■ Written instruction ■
Write out all of the data without omission, exactly as shown.

[Saved data entries]
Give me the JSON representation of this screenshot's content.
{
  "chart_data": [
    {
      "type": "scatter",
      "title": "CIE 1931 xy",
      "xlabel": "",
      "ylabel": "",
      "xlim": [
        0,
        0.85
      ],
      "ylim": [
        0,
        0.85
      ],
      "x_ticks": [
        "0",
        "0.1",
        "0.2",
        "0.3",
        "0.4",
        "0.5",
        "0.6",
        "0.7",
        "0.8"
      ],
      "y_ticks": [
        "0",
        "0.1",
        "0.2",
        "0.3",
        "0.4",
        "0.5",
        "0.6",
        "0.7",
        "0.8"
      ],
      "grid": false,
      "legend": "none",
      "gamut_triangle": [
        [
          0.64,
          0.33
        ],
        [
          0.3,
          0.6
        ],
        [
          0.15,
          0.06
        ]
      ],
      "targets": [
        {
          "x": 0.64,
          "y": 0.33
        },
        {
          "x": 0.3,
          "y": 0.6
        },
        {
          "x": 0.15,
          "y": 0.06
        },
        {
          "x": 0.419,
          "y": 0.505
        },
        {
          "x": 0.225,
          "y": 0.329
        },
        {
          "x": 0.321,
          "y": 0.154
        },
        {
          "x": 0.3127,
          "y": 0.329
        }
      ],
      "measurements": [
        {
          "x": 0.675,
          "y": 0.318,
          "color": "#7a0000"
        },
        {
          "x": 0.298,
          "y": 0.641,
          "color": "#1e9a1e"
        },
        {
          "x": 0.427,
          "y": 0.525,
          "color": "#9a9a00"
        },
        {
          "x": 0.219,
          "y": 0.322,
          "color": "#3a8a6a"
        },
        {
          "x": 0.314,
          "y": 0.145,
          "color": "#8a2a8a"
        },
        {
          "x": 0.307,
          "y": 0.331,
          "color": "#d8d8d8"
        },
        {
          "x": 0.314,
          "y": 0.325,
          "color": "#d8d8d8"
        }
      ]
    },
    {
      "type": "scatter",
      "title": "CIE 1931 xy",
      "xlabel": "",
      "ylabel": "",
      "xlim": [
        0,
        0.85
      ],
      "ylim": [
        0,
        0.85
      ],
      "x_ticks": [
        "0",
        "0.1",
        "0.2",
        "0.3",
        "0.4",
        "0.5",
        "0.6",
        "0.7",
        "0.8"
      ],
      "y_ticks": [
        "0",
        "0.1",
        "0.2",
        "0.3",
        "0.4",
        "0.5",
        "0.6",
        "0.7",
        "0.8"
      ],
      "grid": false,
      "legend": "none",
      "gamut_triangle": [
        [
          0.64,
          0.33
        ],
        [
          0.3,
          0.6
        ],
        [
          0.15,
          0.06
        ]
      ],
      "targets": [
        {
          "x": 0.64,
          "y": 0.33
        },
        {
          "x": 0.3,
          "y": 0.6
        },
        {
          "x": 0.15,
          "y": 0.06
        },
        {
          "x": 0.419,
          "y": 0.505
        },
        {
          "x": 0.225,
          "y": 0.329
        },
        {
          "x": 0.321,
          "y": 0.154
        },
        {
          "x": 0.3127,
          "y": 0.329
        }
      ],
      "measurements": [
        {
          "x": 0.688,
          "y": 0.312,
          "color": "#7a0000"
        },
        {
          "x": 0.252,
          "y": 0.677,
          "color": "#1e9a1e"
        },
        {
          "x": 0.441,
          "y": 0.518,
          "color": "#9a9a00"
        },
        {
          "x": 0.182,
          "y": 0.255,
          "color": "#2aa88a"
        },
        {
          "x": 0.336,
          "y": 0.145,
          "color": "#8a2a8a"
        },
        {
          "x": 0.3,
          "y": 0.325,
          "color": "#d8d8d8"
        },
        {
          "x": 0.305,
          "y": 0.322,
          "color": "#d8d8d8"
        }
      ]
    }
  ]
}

■ Task output ■
Give me the JSON representation of this screenshot's content.
{
  "chart_data": [
    {
      "type": "scatter",
      "title": "CIE 1931 xy",
      "xlabel": "",
      "ylabel": "",
      "xlim": [
        0,
        0.85
      ],
      "ylim": [
        0,
        0.85
      ],
      "x_ticks": [
        "0",
        "0.1",
        "0.2",
        "0.3",
        "0.4",
        "0.5",
        "0.6",
        "0.7",
        "0.8"
      ],
      "y_ticks": [
        "0",
        "0.1",
        "0.2",
        "0.3",
        "0.4",
        "0.5",
        "0.6",
        "0.7",
        "0.8"
      ],
      "grid": false,
      "legend": "none",
      "gamut_triangle": [
        [
          0.64,
          0.33
        ],
        [
          0.3,
          0.6
        ],
        [
          0.15,
          0.06
        ]
      ],
      "targets": [
        {
          "x": 0.64,
          "y": 0.33
        },
        {
          "x": 0.3,
          "y": 0.6
        },
        {
          "x": 0.15,
          "y": 0.06
        },
        {
          "x": 0.419,
          "y": 0.505
        },
        {
          "x": 0.225,
          "y": 0.329
        },
        {
          "x": 0.321,
          "y": 0.154
        },
        {
          "x": 0.3127,
          "y": 0.329
        }
      ],
      "measurements": [
        {
          "x": 0.675,
          "y": 0.318,
          "color": "#7a0000"
        },
        {
          "x": 0.298,
          "y": 0.641,
          "color": "#1e9a1e"
        },
        {
          "x": 0.427,
          "y": 0.525,
          "color": "#9a9a00"
        },
        {
          "x": 0.219,
          "y": 0.322,
          "color": "#3a8a6a"
        },
        {
          "x": 0.314,
          "y": 0.145,
          "color": "#8a2a8a"
        },
        {
          "x": 0.307,
          "y": 0.331,
          "color": "#d8d8d8"
        },
        {
          "x": 0.314,
          "y": 0.325,
          "color": "#d8d8d8"
        }
      ]
    },
    {
      "type": "scatter",
      "title": "CIE 1931 xy",
      "xlabel": "",
      "ylabel": "",
      "xlim": [
        0,
        0.85
      ],
      "ylim": [
        0,
        0.85
      ],
      "x_ticks": [
        "0",
        "0.1",
        "0.2",
        "0.3",
        "0.4",
        "0.5",
        "0.6",
        "0.7",
        "0.8"
      ],
      "y_ticks": [
        "0",
        "0.1",
        "0.2",
        "0.3",
        "0.4",
        "0.5",
        "0.6",
        "0.7",
        "0.8"
      ],
      "grid": false,
      "legend": "none",
      "gamut_triangle": [
        [
          0.64,
          0.33
        ],
        [
          0.3,
          0.6
        ],
        [
          0.15,
          0.06
        ]
      ],
      "targets": [
        {
          "x": 0.64,
          "y": 0.33
        },
        {
          "x": 0.3,
          "y": 0.6
        },
        {
          "x": 0.15,
          "y": 0.06
        },
        {
          "x": 0.419,
          "y": 0.505
        },
        {
          "x": 0.225,
          "y": 0.329
        },
        {
          "x": 0.321,
          "y": 0.154
        },
        {
          "x": 0.3127,
          "y": 0.329
        }
      ],
      "measurements": [
        {
          "x": 0.688,
          "y": 0.312,
          "color": "#7a0000"
        },
        {
          "x": 0.252,
          "y": 0.677,
          "color": "#1e9a1e"
        },
        {
          "x": 0.441,
          "y": 0.518,
          "color": "#9a9a00"
        },
        {
          "x": 0.182,
          "y": 0.255,
          "color": "#2aa88a"
        },
        {
          "x": 0.336,
          "y": 0.145,
          "color": "#8a2a8a"
        },
        {
          "x": 0.3,
          "y": 0.325,
          "color": "#d8d8d8"
        },
        {
          "x": 0.305,
          "y": 0.322,
          "color": "#d8d8d8"
        }
      ]
    }
  ]
}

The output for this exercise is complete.